• Exercise input

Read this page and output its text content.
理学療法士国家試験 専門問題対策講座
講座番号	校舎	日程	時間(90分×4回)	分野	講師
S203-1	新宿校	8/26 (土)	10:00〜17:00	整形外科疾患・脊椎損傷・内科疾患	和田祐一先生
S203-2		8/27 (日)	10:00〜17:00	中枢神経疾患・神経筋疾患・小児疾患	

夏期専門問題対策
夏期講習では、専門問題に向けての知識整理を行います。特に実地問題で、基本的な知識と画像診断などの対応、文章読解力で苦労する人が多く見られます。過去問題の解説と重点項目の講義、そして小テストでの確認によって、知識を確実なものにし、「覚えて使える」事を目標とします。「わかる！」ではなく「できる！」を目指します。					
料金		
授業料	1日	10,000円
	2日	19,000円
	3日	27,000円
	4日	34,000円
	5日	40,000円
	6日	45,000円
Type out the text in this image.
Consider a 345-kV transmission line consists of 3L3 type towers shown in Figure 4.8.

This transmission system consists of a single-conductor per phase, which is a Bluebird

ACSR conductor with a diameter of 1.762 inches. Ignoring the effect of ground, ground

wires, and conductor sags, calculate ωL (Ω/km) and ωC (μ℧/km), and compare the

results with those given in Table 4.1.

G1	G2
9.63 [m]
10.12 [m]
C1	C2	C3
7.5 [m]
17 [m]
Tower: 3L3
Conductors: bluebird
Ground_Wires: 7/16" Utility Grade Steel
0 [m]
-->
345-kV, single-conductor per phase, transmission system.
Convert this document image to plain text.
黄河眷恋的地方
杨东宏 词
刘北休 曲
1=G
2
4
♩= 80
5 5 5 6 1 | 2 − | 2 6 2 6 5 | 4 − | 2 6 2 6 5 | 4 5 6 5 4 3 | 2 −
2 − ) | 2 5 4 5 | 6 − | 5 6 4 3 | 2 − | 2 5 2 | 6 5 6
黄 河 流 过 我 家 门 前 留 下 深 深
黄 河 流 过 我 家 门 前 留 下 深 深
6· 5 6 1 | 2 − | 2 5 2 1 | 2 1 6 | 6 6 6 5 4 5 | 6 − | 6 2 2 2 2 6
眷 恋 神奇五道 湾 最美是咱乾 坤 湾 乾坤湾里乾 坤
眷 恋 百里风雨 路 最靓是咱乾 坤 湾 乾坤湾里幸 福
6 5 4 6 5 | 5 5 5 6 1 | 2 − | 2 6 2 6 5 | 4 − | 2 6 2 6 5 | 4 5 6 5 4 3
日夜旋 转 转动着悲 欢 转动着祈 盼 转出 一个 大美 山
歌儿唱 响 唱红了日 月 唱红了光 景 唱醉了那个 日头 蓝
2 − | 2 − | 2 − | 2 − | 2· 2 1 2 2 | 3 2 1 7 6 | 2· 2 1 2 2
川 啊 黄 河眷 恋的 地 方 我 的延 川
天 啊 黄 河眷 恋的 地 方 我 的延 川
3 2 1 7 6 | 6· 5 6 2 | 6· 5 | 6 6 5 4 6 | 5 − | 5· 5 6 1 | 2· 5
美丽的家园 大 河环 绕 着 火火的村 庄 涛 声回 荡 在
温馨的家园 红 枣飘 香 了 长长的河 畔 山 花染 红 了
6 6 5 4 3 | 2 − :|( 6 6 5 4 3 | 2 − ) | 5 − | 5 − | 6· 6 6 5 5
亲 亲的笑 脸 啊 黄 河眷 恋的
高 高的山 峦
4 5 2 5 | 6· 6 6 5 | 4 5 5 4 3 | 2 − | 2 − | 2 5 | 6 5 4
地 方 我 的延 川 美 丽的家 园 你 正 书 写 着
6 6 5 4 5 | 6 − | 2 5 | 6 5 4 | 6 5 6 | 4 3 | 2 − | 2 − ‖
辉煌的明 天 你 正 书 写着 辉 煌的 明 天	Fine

• Prompt
Extract the full listing above without alteration.

• The answer
Read this page and output its text content.
理学療法士国家試験 専門問題対策講座
講座番号	校舎	日程	時間(90分×4回)	分野	講師
S203-1	新宿校	8/26 (土)	10:00〜17:00	整形外科疾患・脊椎損傷・内科疾患	和田祐一先生
S203-2		8/27 (日)	10:00〜17:00	中枢神経疾患・神経筋疾患・小児疾患	

夏期専門問題対策
夏期講習では、専門問題に向けての知識整理を行います。特に実地問題で、基本的な知識と画像診断などの対応、文章読解力で苦労する人が多く見られます。過去問題の解説と重点項目の講義、そして小テストでの確認によって、知識を確実なものにし、「覚えて使える」事を目標とします。「わかる！」ではなく「できる！」を目指します。					
料金		
授業料	1日	10,000円
	2日	19,000円
	3日	27,000円
	4日	34,000円
	5日	40,000円
	6日	45,000円
Type out the text in this image.
Consider a 345-kV transmission line consists of 3L3 type towers shown in Figure 4.8.

This transmission system consists of a single-conductor per phase, which is a Bluebird

ACSR conductor with a diameter of 1.762 inches. Ignoring the effect of ground, ground

wires, and conductor sags, calculate ωL (Ω/km) and ωC (μ℧/km), and compare the

results with those given in Table 4.1.

G1	G2
9.63 [m]
10.12 [m]
C1	C2	C3
7.5 [m]
17 [m]
Tower: 3L3
Conductors: bluebird
Ground_Wires: 7/16" Utility Grade Steel
0 [m]
-->
345-kV, single-conductor per phase, transmission system.
Convert this document image to plain text.
黄河眷恋的地方
杨东宏 词
刘北休 曲
1=G
2
4
♩= 80
5 5 5 6 1 | 2 − | 2 6 2 6 5 | 4 − | 2 6 2 6 5 | 4 5 6 5 4 3 | 2 −
2 − ) | 2 5 4 5 | 6 − | 5 6 4 3 | 2 − | 2 5 2 | 6 5 6
黄 河 流 过 我 家 门 前 留 下 深 深
黄 河 流 过 我 家 门 前 留 下 深 深
6· 5 6 1 | 2 − | 2 5 2 1 | 2 1 6 | 6 6 6 5 4 5 | 6 − | 6 2 2 2 2 6
眷 恋 神奇五道 湾 最美是咱乾 坤 湾 乾坤湾里乾 坤
眷 恋 百里风雨 路 最靓是咱乾 坤 湾 乾坤湾里幸 福
6 5 4 6 5 | 5 5 5 6 1 | 2 − | 2 6 2 6 5 | 4 − | 2 6 2 6 5 | 4 5 6 5 4 3
日夜旋 转 转动着悲 欢 转动着祈 盼 转出 一个 大美 山
歌儿唱 响 唱红了日 月 唱红了光 景 唱醉了那个 日头 蓝
2 − | 2 − | 2 − | 2 − | 2· 2 1 2 2 | 3 2 1 7 6 | 2· 2 1 2 2
川 啊 黄 河眷 恋的 地 方 我 的延 川
天 啊 黄 河眷 恋的 地 方 我 的延 川
3 2 1 7 6 | 6· 5 6 2 | 6· 5 | 6 6 5 4 6 | 5 − | 5· 5 6 1 | 2· 5
美丽的家园 大 河环 绕 着 火火的村 庄 涛 声回 荡 在
温馨的家园 红 枣飘 香 了 长长的河 畔 山 花染 红 了
6 6 5 4 3 | 2 − :|( 6 6 5 4 3 | 2 − ) | 5 − | 5 − | 6· 6 6 5 5
亲 亲的笑 脸 啊 黄 河眷 恋的
高 高的山 峦
4 5 2 5 | 6· 6 6 5 | 4 5 5 4 3 | 2 − | 2 − | 2 5 | 6 5 4
地 方 我 的延 川 美 丽的家 园 你 正 书 写 着
6 6 5 4 5 | 6 − | 2 5 | 6 5 4 | 6 5 6 | 4 3 | 2 − | 2 − ‖
辉煌的明 天 你 正 书 写着 辉 煌的 明 天	Fine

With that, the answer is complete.